Using the data below, copy every line that contains the word "text".
--- start ---
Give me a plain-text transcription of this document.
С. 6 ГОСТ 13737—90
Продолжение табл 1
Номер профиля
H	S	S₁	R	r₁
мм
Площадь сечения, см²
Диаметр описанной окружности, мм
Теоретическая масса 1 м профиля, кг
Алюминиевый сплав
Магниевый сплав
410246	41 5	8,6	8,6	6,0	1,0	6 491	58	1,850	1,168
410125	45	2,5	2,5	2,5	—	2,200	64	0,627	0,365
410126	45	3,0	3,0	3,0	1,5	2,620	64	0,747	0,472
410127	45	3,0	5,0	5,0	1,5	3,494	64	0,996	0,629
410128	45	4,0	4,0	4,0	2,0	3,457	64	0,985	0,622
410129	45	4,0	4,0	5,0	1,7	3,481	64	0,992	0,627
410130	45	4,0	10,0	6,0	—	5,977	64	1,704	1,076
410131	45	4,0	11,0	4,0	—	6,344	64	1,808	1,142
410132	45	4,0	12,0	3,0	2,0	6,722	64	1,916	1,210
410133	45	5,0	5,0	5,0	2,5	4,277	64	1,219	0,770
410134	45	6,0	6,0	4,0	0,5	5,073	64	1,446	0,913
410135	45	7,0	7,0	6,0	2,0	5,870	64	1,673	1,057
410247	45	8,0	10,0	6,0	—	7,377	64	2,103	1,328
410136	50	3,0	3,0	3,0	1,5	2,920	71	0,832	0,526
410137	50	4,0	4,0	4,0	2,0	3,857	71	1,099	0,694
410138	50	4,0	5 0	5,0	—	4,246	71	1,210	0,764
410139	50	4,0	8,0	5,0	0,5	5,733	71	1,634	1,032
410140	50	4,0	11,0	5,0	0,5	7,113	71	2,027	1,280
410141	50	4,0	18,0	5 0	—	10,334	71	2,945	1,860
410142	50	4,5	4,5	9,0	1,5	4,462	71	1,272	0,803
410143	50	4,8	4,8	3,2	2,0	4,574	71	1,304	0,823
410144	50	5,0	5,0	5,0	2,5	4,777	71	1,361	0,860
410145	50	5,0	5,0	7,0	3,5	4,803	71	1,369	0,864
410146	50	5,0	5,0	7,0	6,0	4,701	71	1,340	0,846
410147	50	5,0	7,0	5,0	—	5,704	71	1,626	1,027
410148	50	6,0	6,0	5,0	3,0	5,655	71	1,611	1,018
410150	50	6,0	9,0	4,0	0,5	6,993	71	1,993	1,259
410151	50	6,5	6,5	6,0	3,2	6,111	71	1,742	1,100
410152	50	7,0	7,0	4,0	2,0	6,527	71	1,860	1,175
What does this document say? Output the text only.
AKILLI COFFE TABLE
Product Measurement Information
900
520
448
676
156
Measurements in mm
--- end ---
### Exercise output
Give me a plain-text transcription of this document.
What does this document say? Output the text only.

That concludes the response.